Will you quote all of the entries, word for word?

Source data
[start]
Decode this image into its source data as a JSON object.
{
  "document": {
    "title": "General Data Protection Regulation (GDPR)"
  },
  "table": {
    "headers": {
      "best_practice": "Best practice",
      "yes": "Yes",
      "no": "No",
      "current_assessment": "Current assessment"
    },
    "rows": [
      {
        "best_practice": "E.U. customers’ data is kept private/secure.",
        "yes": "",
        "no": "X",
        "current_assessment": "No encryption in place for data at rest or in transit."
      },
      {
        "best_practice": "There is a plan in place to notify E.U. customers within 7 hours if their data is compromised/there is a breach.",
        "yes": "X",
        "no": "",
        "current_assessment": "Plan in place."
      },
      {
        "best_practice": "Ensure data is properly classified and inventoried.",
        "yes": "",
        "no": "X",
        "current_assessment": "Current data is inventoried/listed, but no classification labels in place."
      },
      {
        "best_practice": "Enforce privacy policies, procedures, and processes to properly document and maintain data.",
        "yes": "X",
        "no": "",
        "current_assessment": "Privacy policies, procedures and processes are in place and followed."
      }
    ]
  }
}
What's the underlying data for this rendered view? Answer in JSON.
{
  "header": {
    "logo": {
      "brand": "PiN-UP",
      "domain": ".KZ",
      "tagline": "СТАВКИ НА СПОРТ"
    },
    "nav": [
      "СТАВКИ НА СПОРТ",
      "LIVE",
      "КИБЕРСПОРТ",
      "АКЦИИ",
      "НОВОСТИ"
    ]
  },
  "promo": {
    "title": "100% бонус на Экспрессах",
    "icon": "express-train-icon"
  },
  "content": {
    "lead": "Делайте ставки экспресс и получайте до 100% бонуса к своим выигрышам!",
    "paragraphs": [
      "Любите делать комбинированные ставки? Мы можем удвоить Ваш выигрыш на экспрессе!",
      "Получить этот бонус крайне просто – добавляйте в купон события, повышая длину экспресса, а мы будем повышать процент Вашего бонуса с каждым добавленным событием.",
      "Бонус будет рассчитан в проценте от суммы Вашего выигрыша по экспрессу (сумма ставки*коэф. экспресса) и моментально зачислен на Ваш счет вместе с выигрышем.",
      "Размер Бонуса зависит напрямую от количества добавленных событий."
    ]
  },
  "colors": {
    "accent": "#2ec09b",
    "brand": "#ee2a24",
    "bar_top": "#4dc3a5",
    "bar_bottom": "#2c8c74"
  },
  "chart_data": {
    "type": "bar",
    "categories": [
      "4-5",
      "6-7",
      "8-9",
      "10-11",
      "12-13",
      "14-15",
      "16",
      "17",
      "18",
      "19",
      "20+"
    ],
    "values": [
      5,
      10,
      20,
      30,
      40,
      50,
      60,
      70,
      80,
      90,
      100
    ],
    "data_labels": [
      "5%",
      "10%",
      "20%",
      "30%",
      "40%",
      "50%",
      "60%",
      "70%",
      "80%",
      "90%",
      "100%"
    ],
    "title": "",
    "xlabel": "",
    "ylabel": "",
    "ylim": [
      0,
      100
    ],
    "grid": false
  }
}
[end]
Correct answer
Decode this image into its source data as a JSON object.
{
  "document": {
    "title": "General Data Protection Regulation (GDPR)"
  },
  "table": {
    "headers": {
      "best_practice": "Best practice",
      "yes": "Yes",
      "no": "No",
      "current_assessment": "Current assessment"
    },
    "rows": [
      {
        "best_practice": "E.U. customers’ data is kept private/secure.",
        "yes": "",
        "no": "X",
        "current_assessment": "No encryption in place for data at rest or in transit."
      },
      {
        "best_practice": "There is a plan in place to notify E.U. customers within 7 hours if their data is compromised/there is a breach.",
        "yes": "X",
        "no": "",
        "current_assessment": "Plan in place."
      },
      {
        "best_practice": "Ensure data is properly classified and inventoried.",
        "yes": "",
        "no": "X",
        "current_assessment": "Current data is inventoried/listed, but no classification labels in place."
      },
      {
        "best_practice": "Enforce privacy policies, procedures, and processes to properly document and maintain data.",
        "yes": "X",
        "no": "",
        "current_assessment": "Privacy policies, procedures and processes are in place and followed."
      }
    ]
  }
}
What's the underlying data for this rendered view? Answer in JSON.
{
  "header": {
    "logo": {
      "brand": "PiN-UP",
      "domain": ".KZ",
      "tagline": "СТАВКИ НА СПОРТ"
    },
    "nav": [
      "СТАВКИ НА СПОРТ",
      "LIVE",
      "КИБЕРСПОРТ",
      "АКЦИИ",
      "НОВОСТИ"
    ]
  },
  "promo": {
    "title": "100% бонус на Экспрессах",
    "icon": "express-train-icon"
  },
  "content": {
    "lead": "Делайте ставки экспресс и получайте до 100% бонуса к своим выигрышам!",
    "paragraphs": [
      "Любите делать комбинированные ставки? Мы можем удвоить Ваш выигрыш на экспрессе!",
      "Получить этот бонус крайне просто – добавляйте в купон события, повышая длину экспресса, а мы будем повышать процент Вашего бонуса с каждым добавленным событием.",
      "Бонус будет рассчитан в проценте от суммы Вашего выигрыша по экспрессу (сумма ставки*коэф. экспресса) и моментально зачислен на Ваш счет вместе с выигрышем.",
      "Размер Бонуса зависит напрямую от количества добавленных событий."
    ]
  },
  "colors": {
    "accent": "#2ec09b",
    "brand": "#ee2a24",
    "bar_top": "#4dc3a5",
    "bar_bottom": "#2c8c74"
  },
  "chart_data": {
    "type": "bar",
    "categories": [
      "4-5",
      "6-7",
      "8-9",
      "10-11",
      "12-13",
      "14-15",
      "16",
      "17",
      "18",
      "19",
      "20+"
    ],
    "values": [
      5,
      10,
      20,
      30,
      40,
      50,
      60,
      70,
      80,
      90,
      100
    ],
    "data_labels": [
      "5%",
      "10%",
      "20%",
      "30%",
      "40%",
      "50%",
      "60%",
      "70%",
      "80%",
      "90%",
      "100%"
    ],
    "title": "",
    "xlabel": "",
    "ylabel": "",
    "ylim": [
      0,
      100
    ],
    "grid": false
  }
}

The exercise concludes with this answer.